--- start ---

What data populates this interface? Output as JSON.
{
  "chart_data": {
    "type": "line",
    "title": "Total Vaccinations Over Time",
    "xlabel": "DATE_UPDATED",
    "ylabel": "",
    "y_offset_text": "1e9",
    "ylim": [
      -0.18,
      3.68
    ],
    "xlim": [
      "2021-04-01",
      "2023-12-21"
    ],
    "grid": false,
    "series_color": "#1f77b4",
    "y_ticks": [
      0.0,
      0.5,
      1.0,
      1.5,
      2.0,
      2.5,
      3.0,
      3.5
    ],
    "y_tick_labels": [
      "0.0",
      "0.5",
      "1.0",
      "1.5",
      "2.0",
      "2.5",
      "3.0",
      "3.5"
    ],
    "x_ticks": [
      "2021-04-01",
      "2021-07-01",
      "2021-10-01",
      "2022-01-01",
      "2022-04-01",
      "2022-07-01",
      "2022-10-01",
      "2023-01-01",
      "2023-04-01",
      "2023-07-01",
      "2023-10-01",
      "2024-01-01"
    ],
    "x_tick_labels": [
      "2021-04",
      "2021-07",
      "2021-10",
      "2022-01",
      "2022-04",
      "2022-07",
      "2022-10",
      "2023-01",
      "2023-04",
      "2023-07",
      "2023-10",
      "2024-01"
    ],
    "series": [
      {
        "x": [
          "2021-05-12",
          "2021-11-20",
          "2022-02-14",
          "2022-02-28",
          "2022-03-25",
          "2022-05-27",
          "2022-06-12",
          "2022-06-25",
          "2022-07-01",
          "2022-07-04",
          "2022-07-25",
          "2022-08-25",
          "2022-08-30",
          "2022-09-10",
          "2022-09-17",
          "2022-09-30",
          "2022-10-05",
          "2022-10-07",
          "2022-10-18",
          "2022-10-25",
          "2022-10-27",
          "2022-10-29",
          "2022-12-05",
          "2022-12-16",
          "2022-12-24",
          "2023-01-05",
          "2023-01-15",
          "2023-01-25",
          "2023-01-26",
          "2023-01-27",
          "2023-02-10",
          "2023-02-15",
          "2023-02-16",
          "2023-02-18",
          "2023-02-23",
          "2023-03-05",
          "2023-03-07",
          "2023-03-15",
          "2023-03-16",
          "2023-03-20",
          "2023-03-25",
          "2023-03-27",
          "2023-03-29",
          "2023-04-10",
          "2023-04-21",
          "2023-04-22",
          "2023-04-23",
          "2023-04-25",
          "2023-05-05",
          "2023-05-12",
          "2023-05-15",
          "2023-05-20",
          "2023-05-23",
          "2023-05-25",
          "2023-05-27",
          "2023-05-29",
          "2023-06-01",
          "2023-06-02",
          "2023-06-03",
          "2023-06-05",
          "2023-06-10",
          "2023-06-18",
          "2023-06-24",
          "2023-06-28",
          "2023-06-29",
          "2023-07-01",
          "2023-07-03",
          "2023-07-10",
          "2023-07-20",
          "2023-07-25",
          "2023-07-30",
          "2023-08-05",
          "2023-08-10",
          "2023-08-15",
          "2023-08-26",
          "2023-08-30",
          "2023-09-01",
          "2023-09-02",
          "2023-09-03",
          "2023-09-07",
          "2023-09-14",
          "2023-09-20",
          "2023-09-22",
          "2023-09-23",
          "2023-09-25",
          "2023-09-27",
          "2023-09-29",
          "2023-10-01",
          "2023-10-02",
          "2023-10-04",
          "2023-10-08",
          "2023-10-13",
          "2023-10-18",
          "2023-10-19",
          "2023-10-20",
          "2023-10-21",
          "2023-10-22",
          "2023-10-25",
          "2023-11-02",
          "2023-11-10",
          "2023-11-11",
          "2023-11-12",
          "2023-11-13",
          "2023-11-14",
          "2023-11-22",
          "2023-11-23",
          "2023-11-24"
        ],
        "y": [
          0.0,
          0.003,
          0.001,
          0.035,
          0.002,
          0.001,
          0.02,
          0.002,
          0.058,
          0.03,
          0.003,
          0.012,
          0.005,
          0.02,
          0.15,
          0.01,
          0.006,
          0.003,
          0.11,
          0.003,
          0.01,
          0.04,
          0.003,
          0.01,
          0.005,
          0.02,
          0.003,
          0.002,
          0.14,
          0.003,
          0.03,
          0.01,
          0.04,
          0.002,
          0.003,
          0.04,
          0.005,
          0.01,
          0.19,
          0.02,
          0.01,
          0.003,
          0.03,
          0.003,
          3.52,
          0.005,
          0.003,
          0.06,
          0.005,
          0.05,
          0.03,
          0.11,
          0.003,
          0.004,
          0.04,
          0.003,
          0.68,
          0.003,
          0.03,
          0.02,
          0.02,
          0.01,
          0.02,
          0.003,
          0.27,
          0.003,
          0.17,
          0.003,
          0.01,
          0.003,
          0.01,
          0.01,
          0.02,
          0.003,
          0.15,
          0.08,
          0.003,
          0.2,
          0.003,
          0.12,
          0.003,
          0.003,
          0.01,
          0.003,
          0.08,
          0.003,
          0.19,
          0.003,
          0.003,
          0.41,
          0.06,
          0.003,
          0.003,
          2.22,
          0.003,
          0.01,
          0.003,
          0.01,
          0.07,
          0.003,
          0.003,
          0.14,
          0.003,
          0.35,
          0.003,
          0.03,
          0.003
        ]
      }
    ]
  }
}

--- end ---

= Aim =
Output the listing above word for word.

= Result of the task =
What data populates this interface? Output as JSON.
{
  "chart_data": {
    "type": "line",
    "title": "Total Vaccinations Over Time",
    "xlabel": "DATE_UPDATED",
    "ylabel": "",
    "y_offset_text": "1e9",
    "ylim": [
      -0.18,
      3.68
    ],
    "xlim": [
      "2021-04-01",
      "2023-12-21"
    ],
    "grid": false,
    "series_color": "#1f77b4",
    "y_ticks": [
      0.0,
      0.5,
      1.0,
      1.5,
      2.0,
      2.5,
      3.0,
      3.5
    ],
    "y_tick_labels": [
      "0.0",
      "0.5",
      "1.0",
      "1.5",
      "2.0",
      "2.5",
      "3.0",
      "3.5"
    ],
    "x_ticks": [
      "2021-04-01",
      "2021-07-01",
      "2021-10-01",
      "2022-01-01",
      "2022-04-01",
      "2022-07-01",
      "2022-10-01",
      "2023-01-01",
      "2023-04-01",
      "2023-07-01",
      "2023-10-01",
      "2024-01-01"
    ],
    "x_tick_labels": [
      "2021-04",
      "2021-07",
      "2021-10",
      "2022-01",
      "2022-04",
      "2022-07",
      "2022-10",
      "2023-01",
      "2023-04",
      "2023-07",
      "2023-10",
      "2024-01"
    ],
    "series": [
      {
        "x": [
          "2021-05-12",
          "2021-11-20",
          "2022-02-14",
          "2022-02-28",
          "2022-03-25",
          "2022-05-27",
          "2022-06-12",
          "2022-06-25",
          "2022-07-01",
          "2022-07-04",
          "2022-07-25",
          "2022-08-25",
          "2022-08-30",
          "2022-09-10",
          "2022-09-17",
          "2022-09-30",
          "2022-10-05",
          "2022-10-07",
          "2022-10-18",
          "2022-10-25",
          "2022-10-27",
          "2022-10-29",
          "2022-12-05",
          "2022-12-16",
          "2022-12-24",
          "2023-01-05",
          "2023-01-15",
          "2023-01-25",
          "2023-01-26",
          "2023-01-27",
          "2023-02-10",
          "2023-02-15",
          "2023-02-16",
          "2023-02-18",
          "2023-02-23",
          "2023-03-05",
          "2023-03-07",
          "2023-03-15",
          "2023-03-16",
          "2023-03-20",
          "2023-03-25",
          "2023-03-27",
          "2023-03-29",
          "2023-04-10",
          "2023-04-21",
          "2023-04-22",
          "2023-04-23",
          "2023-04-25",
          "2023-05-05",
          "2023-05-12",
          "2023-05-15",
          "2023-05-20",
          "2023-05-23",
          "2023-05-25",
          "2023-05-27",
          "2023-05-29",
          "2023-06-01",
          "2023-06-02",
          "2023-06-03",
          "2023-06-05",
          "2023-06-10",
          "2023-06-18",
          "2023-06-24",
          "2023-06-28",
          "2023-06-29",
          "2023-07-01",
          "2023-07-03",
          "2023-07-10",
          "2023-07-20",
          "2023-07-25",
          "2023-07-30",
          "2023-08-05",
          "2023-08-10",
          "2023-08-15",
          "2023-08-26",
          "2023-08-30",
          "2023-09-01",
          "2023-09-02",
          "2023-09-03",
          "2023-09-07",
          "2023-09-14",
          "2023-09-20",
          "2023-09-22",
          "2023-09-23",
          "2023-09-25",
          "2023-09-27",
          "2023-09-29",
          "2023-10-01",
          "2023-10-02",
          "2023-10-04",
          "2023-10-08",
          "2023-10-13",
          "2023-10-18",
          "2023-10-19",
          "2023-10-20",
          "2023-10-21",
          "2023-10-22",
          "2023-10-25",
          "2023-11-02",
          "2023-11-10",
          "2023-11-11",
          "2023-11-12",
          "2023-11-13",
          "2023-11-14",
          "2023-11-22",
          "2023-11-23",
          "2023-11-24"
        ],
        "y": [
          0.0,
          0.003,
          0.001,
          0.035,
          0.002,
          0.001,
          0.02,
          0.002,
          0.058,
          0.03,
          0.003,
          0.012,
          0.005,
          0.02,
          0.15,
          0.01,
          0.006,
          0.003,
          0.11,
          0.003,
          0.01,
          0.04,
          0.003,
          0.01,
          0.005,
          0.02,
          0.003,
          0.002,
          0.14,
          0.003,
          0.03,
          0.01,
          0.04,
          0.002,
          0.003,
          0.04,
          0.005,
          0.01,
          0.19,
          0.02,
          0.01,
          0.003,
          0.03,
          0.003,
          3.52,
          0.005,
          0.003,
          0.06,
          0.005,
          0.05,
          0.03,
          0.11,
          0.003,
          0.004,
          0.04,
          0.003,
          0.68,
          0.003,
          0.03,
          0.02,
          0.02,
          0.01,
          0.02,
          0.003,
          0.27,
          0.003,
          0.17,
          0.003,
          0.01,
          0.003,
          0.01,
          0.01,
          0.02,
          0.003,
          0.15,
          0.08,
          0.003,
          0.2,
          0.003,
          0.12,
          0.003,
          0.003,
          0.01,
          0.003,
          0.08,
          0.003,
          0.19,
          0.003,
          0.003,
          0.41,
          0.06,
          0.003,
          0.003,
          2.22,
          0.003,
          0.01,
          0.003,
          0.01,
          0.07,
          0.003,
          0.003,
          0.14,
          0.003,
          0.35,
          0.003,
          0.03,
          0.003
        ]
      }
    ]
  }
}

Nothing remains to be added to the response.